Exercise instructions: Report how many lines in the records below contain the word "source". Give only the number.

Supplied entries:
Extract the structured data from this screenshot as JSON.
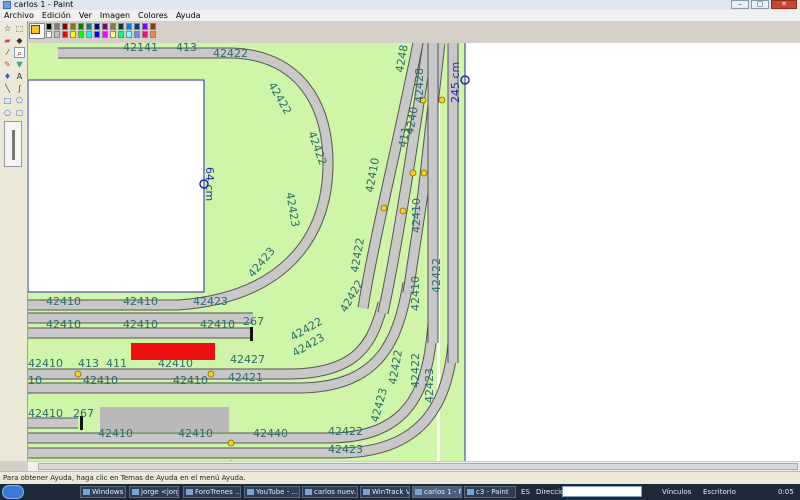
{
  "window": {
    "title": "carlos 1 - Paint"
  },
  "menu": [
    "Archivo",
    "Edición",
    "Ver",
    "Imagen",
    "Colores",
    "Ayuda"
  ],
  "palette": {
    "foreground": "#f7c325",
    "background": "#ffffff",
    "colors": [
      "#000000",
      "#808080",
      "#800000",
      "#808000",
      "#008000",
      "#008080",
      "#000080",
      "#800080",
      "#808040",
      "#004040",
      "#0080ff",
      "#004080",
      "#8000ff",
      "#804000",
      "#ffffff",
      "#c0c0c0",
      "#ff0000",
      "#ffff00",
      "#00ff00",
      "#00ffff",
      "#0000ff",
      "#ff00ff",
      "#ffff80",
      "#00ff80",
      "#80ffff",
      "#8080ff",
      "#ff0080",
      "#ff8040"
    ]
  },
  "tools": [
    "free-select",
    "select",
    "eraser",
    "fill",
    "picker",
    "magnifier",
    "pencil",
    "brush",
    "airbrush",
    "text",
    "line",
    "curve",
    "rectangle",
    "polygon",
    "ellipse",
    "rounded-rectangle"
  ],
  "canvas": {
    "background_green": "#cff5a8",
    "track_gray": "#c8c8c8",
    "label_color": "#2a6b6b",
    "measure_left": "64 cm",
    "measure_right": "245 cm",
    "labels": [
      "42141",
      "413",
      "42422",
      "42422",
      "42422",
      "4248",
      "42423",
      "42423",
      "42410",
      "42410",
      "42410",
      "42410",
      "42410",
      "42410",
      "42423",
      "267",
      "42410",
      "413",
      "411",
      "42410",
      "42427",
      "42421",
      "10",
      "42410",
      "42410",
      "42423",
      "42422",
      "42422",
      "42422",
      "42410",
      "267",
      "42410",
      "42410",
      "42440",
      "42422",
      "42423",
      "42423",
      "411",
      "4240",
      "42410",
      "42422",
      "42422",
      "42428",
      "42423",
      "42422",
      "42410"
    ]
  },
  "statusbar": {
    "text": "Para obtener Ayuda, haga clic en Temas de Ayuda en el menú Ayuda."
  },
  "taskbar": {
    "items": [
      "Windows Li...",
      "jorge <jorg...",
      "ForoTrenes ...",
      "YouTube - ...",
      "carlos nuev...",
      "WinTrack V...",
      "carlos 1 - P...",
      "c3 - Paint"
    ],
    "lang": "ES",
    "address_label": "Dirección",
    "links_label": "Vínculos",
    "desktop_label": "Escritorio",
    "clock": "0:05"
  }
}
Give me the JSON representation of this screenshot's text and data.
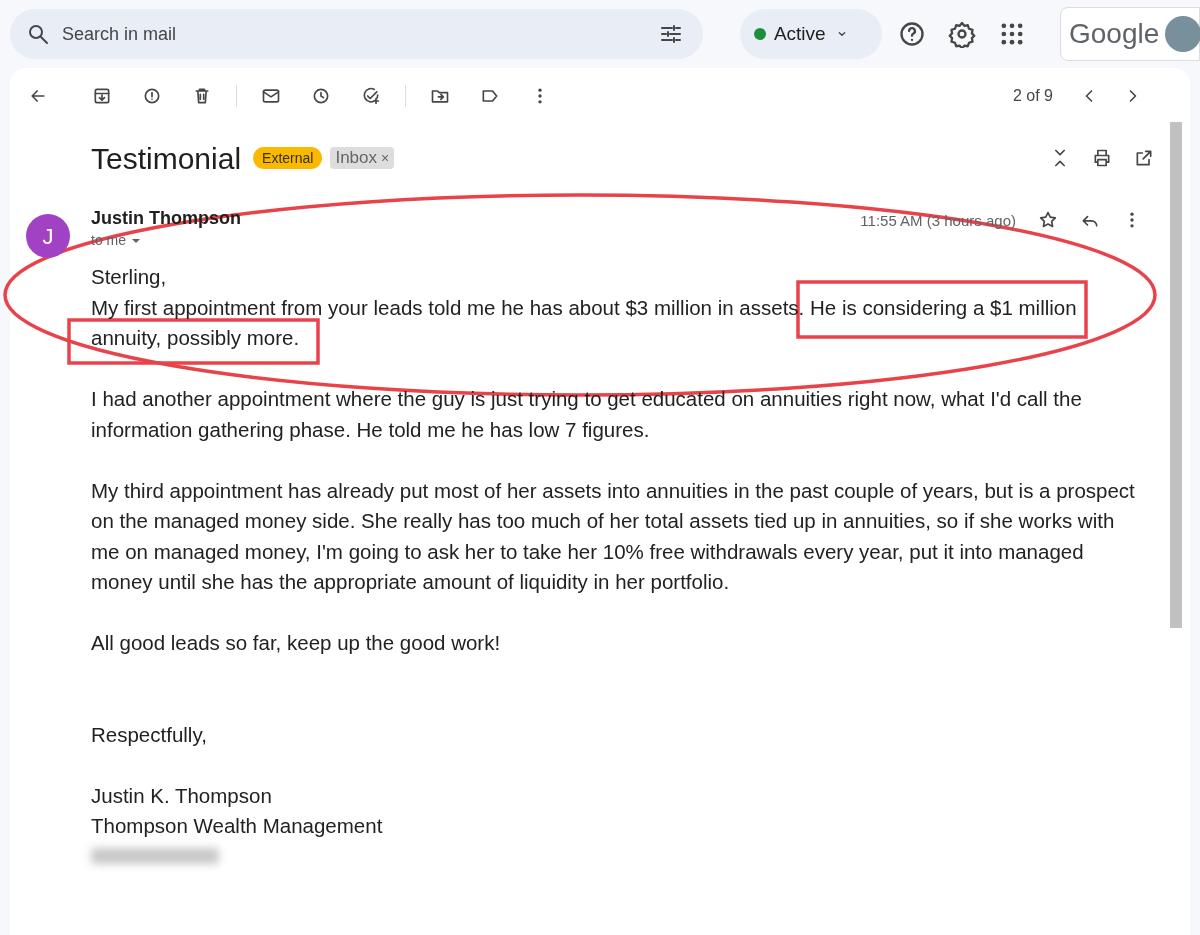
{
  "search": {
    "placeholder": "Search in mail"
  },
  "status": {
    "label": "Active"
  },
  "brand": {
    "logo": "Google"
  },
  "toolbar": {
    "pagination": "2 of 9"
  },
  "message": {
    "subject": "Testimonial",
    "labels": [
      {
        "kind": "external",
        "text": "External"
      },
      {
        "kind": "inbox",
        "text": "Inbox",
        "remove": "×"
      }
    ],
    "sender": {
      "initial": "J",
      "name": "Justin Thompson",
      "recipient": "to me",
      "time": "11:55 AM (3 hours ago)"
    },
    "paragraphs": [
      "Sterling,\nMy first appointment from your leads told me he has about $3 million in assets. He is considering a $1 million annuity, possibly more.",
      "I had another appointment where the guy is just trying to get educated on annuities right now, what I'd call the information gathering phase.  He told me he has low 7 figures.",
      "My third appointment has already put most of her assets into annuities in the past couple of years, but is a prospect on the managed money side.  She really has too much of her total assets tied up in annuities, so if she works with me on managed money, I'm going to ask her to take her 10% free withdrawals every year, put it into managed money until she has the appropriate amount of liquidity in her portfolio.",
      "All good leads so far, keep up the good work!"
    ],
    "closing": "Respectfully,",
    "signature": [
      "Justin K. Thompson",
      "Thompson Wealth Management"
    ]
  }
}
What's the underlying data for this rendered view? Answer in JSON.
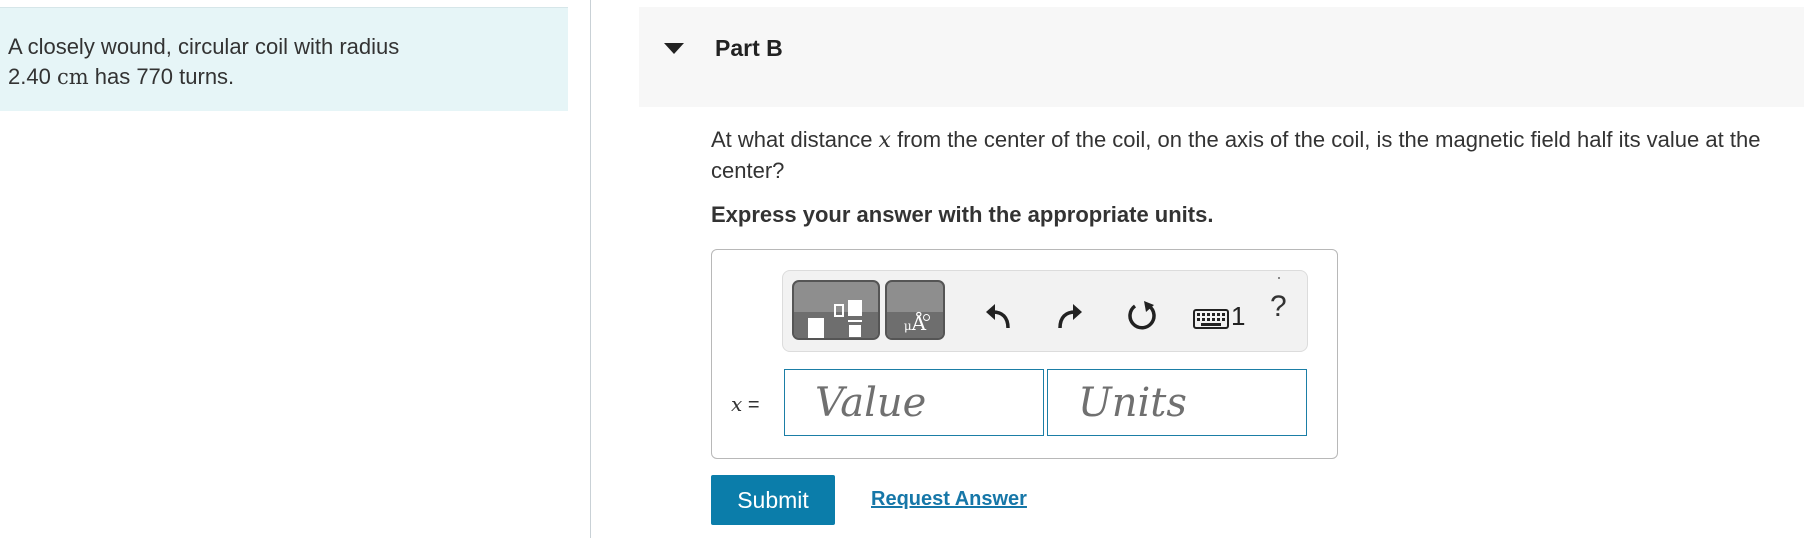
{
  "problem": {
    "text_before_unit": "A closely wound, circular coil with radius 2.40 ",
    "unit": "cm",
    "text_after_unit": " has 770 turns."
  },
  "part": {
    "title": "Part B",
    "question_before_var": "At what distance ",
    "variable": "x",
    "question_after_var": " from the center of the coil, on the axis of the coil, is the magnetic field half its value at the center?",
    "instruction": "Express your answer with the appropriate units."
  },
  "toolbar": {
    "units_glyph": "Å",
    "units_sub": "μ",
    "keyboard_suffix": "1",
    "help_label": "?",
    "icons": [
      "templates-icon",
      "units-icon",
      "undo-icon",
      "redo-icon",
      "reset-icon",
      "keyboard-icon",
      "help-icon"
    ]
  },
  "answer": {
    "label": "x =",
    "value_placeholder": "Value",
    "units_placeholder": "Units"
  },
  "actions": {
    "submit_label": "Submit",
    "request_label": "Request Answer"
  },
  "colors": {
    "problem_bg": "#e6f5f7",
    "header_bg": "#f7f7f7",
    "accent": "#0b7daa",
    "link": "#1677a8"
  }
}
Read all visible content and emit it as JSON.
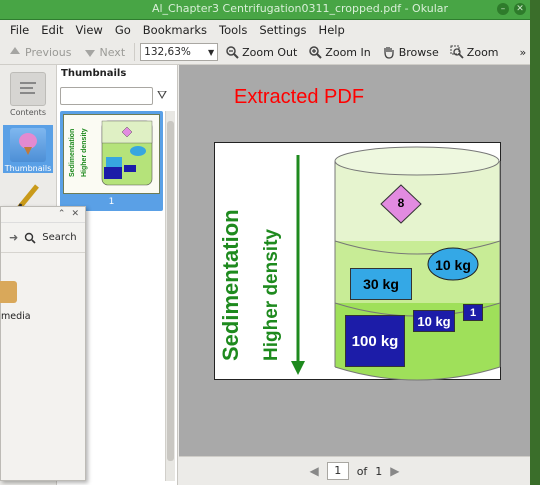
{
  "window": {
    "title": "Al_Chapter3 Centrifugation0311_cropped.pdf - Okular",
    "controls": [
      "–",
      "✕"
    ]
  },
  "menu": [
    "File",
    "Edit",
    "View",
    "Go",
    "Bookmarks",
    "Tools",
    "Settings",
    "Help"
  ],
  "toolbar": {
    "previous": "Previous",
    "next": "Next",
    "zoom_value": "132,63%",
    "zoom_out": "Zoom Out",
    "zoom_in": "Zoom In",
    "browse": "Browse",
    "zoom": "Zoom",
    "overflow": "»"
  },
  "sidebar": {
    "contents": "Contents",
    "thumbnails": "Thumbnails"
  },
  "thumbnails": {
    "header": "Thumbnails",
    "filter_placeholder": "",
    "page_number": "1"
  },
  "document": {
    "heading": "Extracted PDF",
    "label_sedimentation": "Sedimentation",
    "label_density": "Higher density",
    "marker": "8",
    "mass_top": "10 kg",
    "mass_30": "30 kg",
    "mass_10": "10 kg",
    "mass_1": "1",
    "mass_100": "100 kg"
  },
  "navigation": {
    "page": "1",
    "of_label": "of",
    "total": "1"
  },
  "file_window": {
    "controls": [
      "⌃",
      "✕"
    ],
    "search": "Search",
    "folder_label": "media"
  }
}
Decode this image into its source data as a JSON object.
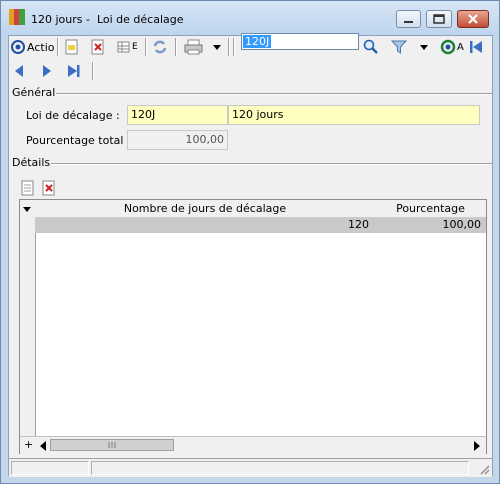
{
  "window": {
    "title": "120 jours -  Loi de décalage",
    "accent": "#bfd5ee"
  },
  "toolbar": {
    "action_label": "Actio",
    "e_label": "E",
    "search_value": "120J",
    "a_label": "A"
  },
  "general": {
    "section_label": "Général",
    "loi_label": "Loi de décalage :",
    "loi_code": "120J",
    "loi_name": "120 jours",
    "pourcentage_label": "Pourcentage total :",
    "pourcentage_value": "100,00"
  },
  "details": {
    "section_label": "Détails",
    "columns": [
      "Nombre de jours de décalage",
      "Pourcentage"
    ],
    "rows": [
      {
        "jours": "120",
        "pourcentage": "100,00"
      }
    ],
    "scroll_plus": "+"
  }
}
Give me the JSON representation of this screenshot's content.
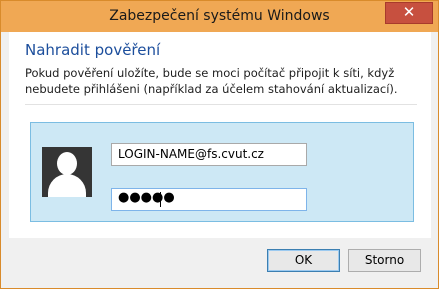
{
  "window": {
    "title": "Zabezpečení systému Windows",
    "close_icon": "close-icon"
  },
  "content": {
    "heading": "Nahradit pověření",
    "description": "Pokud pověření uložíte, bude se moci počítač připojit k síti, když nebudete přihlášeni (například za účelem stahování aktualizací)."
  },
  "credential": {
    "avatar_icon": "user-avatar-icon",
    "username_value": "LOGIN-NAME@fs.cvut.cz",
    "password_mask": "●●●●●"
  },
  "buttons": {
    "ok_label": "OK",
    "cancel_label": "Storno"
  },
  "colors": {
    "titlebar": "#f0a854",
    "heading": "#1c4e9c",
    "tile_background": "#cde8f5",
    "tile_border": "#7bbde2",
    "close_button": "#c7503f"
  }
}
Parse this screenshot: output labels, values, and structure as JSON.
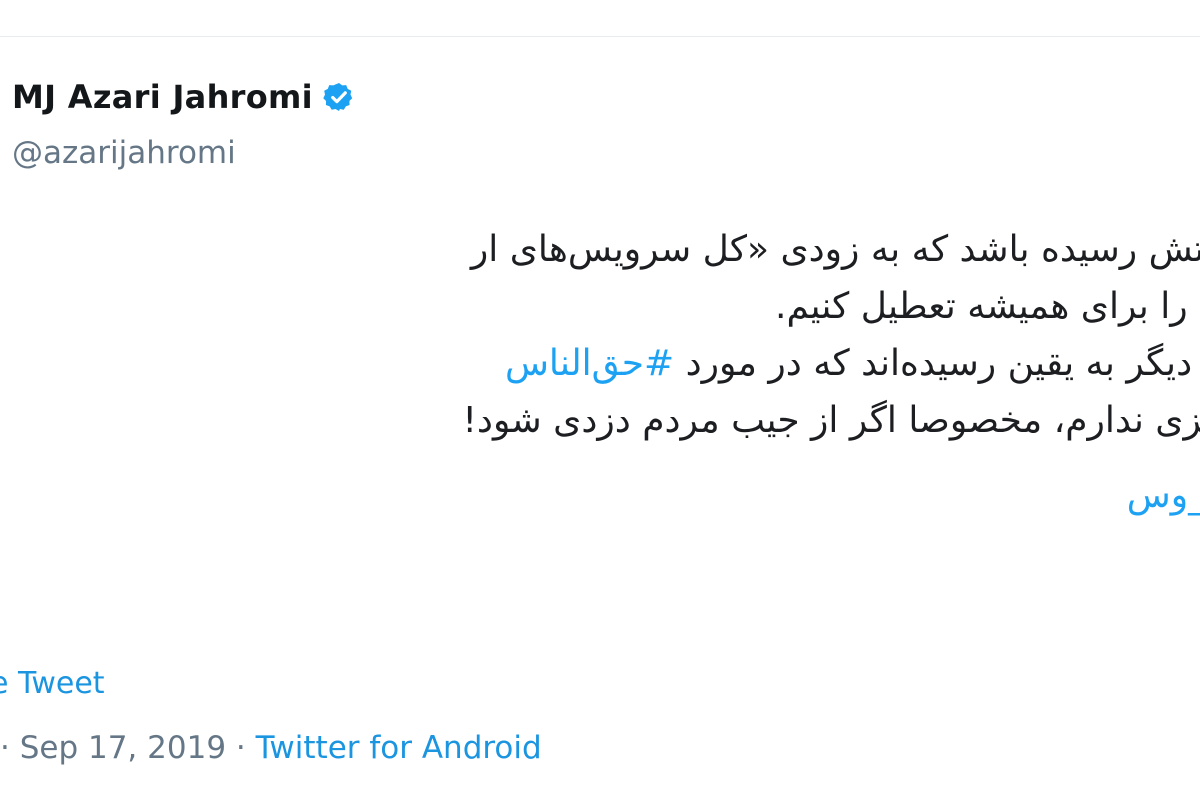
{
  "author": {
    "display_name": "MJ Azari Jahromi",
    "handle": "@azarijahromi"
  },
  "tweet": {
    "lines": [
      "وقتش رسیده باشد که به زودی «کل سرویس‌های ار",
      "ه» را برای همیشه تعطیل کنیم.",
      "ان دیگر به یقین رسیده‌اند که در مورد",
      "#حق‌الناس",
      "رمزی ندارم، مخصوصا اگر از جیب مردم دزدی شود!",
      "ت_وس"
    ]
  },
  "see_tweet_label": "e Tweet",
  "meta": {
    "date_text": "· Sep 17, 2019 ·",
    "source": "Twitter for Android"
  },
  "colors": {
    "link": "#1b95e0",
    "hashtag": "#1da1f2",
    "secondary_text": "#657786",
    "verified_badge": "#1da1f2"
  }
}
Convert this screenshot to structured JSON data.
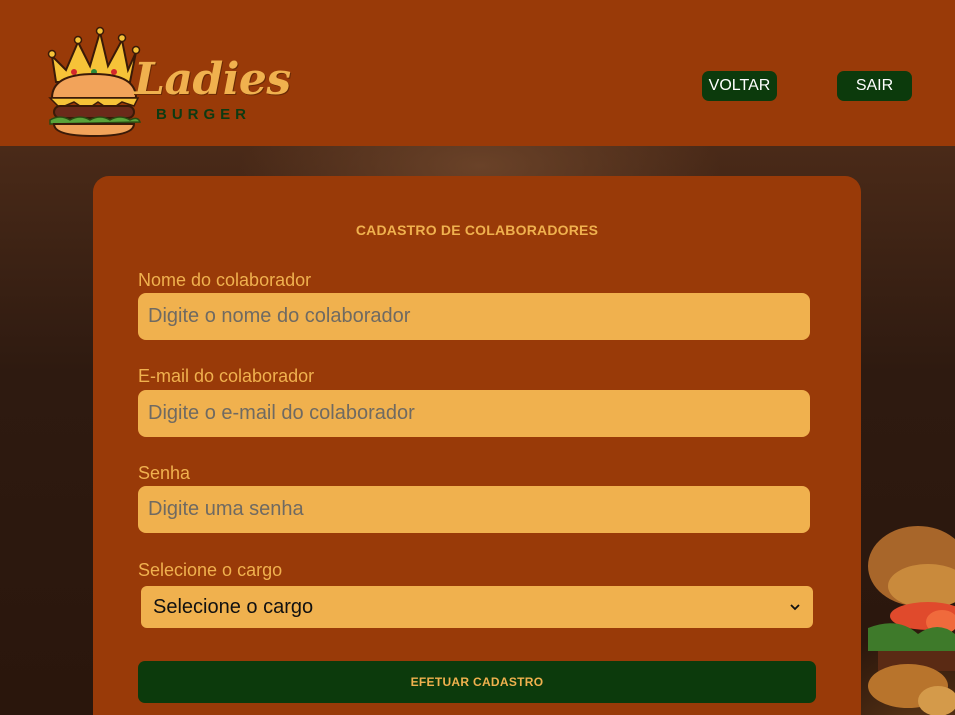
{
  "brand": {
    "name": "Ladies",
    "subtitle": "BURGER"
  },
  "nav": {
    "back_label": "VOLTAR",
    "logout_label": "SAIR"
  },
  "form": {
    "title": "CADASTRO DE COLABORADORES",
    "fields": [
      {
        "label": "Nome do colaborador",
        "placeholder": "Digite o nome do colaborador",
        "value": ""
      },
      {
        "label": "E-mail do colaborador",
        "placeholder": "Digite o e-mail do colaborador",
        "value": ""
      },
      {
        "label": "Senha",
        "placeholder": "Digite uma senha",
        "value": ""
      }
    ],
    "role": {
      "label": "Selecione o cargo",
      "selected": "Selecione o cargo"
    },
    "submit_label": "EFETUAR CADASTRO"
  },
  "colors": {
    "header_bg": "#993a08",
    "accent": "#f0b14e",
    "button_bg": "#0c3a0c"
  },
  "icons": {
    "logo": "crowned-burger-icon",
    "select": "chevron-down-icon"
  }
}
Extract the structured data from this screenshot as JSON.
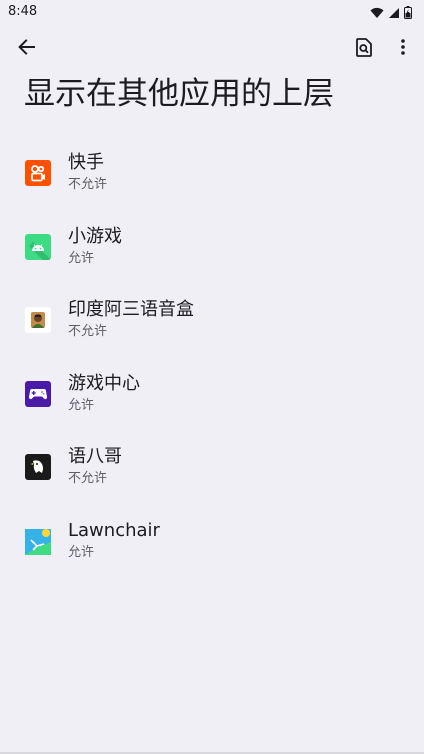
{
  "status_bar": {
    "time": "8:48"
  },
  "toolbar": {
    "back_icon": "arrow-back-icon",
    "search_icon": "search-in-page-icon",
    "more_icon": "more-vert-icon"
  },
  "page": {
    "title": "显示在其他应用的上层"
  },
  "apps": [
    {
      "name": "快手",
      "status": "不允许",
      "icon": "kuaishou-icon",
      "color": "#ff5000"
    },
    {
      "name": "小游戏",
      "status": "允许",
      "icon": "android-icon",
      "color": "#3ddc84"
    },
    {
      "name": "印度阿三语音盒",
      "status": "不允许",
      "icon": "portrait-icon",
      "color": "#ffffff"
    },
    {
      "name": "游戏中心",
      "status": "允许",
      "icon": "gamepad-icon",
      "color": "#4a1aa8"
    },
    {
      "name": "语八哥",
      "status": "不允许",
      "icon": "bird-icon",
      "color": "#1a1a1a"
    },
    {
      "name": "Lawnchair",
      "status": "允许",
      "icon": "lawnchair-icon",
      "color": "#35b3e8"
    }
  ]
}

Exercise output: 2